**TASKS**
A. Summarize the forum post below about a decision tree for expired products in two sentences.
B. In the forum post on expired products, recast the paragraph beginning "With this i create the data model" as a short list that keeps its main facts.
C. Write the next part of the forum post on the expired-products decision tree, starting after its random forest code.

## begin READING PASSAGE

I'm learning machine learning in R and making a decision tree in R of expired products, where i have the following data:
Product, Category, Temperature, Expire_Day, Rotation_Day, Weight, State
Tapa, Pulpa, 0, 30, 21, 4.21, No
Tapa, Pulpa, 0, 30, 21, 3.82, Expire
Nalga, Pulpa, 0, 30, 25, 6.10, No
Nalga, Pulpa, 0, 30, 25, 5, Expire
Costeleta, Bife, 7, 5, 3, 1.10, No
Costeleta, Bife, 7, 5, 3, 2.25, No
Costeleta, Bife, 7, 5, 3, 0.9, Expire
Brazuelo, Bife, 7, 5, 3, 2.5, No
With this i create the data model by passing the Product and Category series to vector using dummyVars and normalizing the Weight using MinMaxScalar, for Temperature, Expire_Day and Rotation_Day there is a proximity relationship so i didn`t do any conversion and finally convert the State to Factor
The final model is:
Product.Tapa, Product.Nalga, Product.Costeleta, Product.Brazuelo, Category.Pulpa, Category.Bife, Temperature, Expire_Day, Rotation_Day, Weight, State
1, 0, 0, 0, 1, 0, 0, 30, 21, 0.9, No
1, 0, 0, 0, 1, 0, 0, 30, 21, 0.78, Expire
0, 1, 0, 0, 1, 0, 0, 30, 25, 0.99, No
0, 1, 0, 0, 1, 0, 0, 30, 25, 0.72, Expire
0, 0, 1, 0, 0, 1, 7, 5, 3, 0.12, No
0, 0, 1, 0, 0, 1, 7, 5, 3, 0.22, No
0, 0, 1, 0, 0, 1, 7, 5, 3, 0.88, Expire
0, 0, 0, 1, 0, 1, 7, 5, 3, 0.5, No
With this model i create the tree using random forest with the following code:
mtry <- 6
ntree <- 24
rf_model <- randomForest(result ~ .,
data = trainData,
mtry = mtry,
ntree = ntree,
trControl = control,
varimp = TRUE,
importance = TRUE,
weight = data_weights,
oob_score = FALSE)

## end READING PASSAGE
## begin LISTED ENTRIES

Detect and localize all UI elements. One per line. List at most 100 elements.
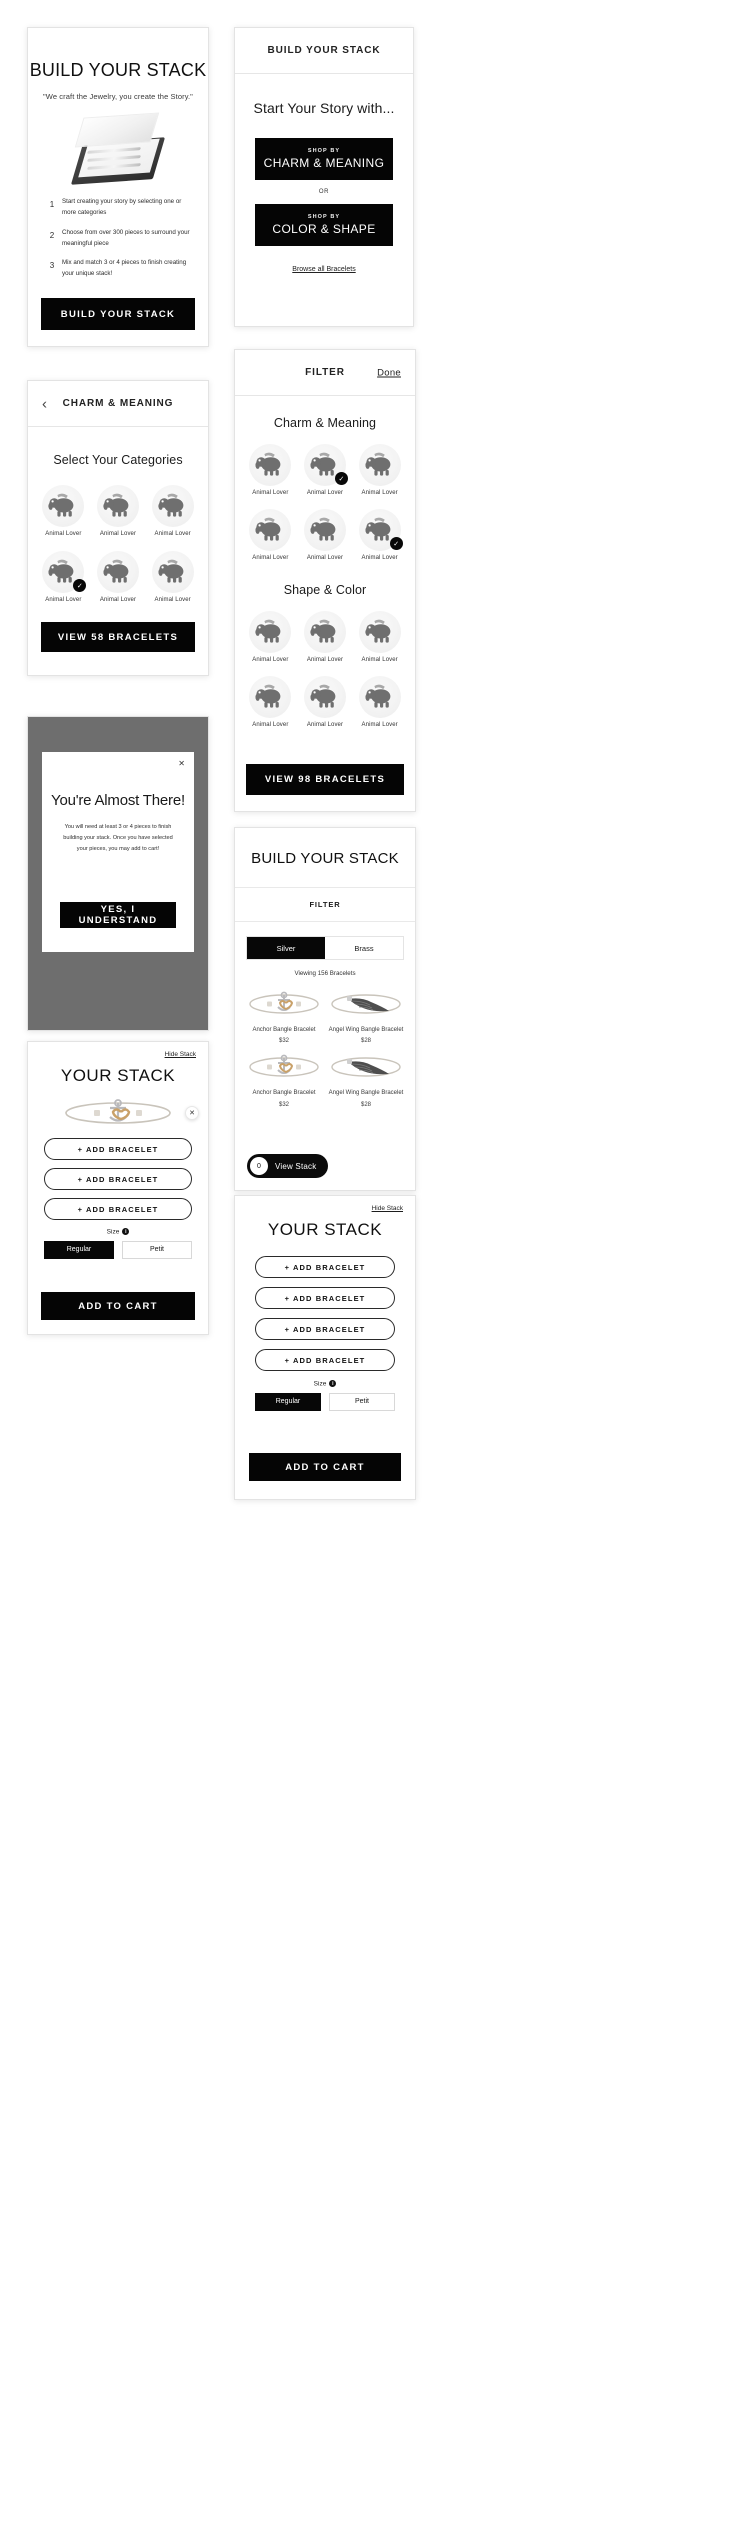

## end LISTED ENTRIES
## begin LISTED ENTRIES

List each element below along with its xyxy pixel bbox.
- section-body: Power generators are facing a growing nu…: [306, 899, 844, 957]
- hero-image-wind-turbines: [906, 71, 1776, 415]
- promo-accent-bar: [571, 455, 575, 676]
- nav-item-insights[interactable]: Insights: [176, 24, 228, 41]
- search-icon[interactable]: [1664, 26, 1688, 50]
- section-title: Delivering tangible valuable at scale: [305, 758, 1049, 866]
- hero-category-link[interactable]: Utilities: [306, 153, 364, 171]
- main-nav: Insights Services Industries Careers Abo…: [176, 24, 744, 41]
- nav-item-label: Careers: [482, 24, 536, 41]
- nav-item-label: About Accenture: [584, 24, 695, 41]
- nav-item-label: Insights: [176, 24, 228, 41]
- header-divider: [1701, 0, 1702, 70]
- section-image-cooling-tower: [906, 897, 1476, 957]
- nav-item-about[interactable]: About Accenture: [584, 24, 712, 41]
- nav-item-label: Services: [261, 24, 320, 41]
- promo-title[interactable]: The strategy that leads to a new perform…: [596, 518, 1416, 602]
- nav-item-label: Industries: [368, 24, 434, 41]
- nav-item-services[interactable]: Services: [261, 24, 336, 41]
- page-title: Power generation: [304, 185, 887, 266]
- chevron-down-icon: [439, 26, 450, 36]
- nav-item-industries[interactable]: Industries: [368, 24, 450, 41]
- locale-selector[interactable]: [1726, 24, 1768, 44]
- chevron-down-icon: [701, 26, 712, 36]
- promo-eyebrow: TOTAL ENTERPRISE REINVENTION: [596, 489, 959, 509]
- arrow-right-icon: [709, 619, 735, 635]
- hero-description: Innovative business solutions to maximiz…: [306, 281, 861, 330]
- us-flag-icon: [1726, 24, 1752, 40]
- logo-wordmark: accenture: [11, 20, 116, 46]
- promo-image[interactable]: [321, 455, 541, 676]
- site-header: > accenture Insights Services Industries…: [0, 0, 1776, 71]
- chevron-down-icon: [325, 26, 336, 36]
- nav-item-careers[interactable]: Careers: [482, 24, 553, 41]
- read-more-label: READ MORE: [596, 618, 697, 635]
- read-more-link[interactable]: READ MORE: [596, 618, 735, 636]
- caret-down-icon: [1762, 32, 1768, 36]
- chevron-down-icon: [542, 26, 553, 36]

## end LISTED ENTRIES

**SET OF ANSWERS**
A. The poster is learning machine learning in R and is building a decision tree of expired products from a small table of product data. They encoded Product and Category with dummyVars, normalized Weight with MinMaxScalar, left Temperature, Expire_Day and Rotation_Day unconverted, turned State into a factor, and then created the tree using random forest.

B.
- Product and Category: passed to vectors using dummyVars
- Weight: normalized using MinMaxScalar
- Temperature, Expire_Day and Rotation_Day: not converted, because there is a proximity relationship
- State: converted to Factor

C.
Up to this point, if i predict i have a precision of 0.90 and works quite well, but i can't make work the decision tree chart where i have 2 conditions to meet:
a- The decision tree must begin with the columns of Expire_Day and Rotation_Day, which are the most important in the series
b- Be able to filter or classify the tree by Category, for example i have to be able to see the tree only of "Pulpa" without showing what corresponds to "Bife" and then change and be able to see only "Bife" or the entire tree if They ask me
i haven't found a way to make it work yet, how should i do it?
I guess you ran into some misunderstandings. I've read you fitted a randomForest
model and now you would like to plot the actual decision tree of the model.
In general it is to note here, randomForest
is an ensemble model. Which means, there is not one tree, in order to get the best output (e.g. your 0.9 precision) multiple model results are combined. So the result you get is the combined result from multiple single decision trees. How many single decision trees are combined is defined by the hyperparameter ntree
. The default for the randomForest
package is hereby 500.
Thus, your rf_model
is a combination of 500 single trees.
Here an example for the iris
dataset, since I do not have your dataset.
library("randomForest")
iris_model <- randomForest(Species ~., data = iris)
getTree(iris_model, k = 2)
With getTree()
you could have a look at the single decision trees used in your randomForest model. With k
you specify, which of the 500 trees to look at. The output is in text form. But does not make too much sense to look too much into this.
The issue with these trees is, by design (would be good to read more about random forests), one of these single tree will not give you a very good precision. Compared with a single tree e.g. CART tree you would fit, the single trees of the randomForests are reduced in complexity, but it is their combination, what makes them powerful and resistant against overfitting.
There is some research to get one single 'representative' tree from these randomForest ensembles, e.g. you can use the reprtree
package
reprtree is a package to implement the concept of representative trees from ensembles of tree-based machines introduced by Banerjee, et al, 2012.
Using our iris_model
we created above the code would look like this:
# Must be installed from github
devtools::install_github("araastat/reprtree")
library("reprtree")
reprtree:::plot.getTree(iris_model)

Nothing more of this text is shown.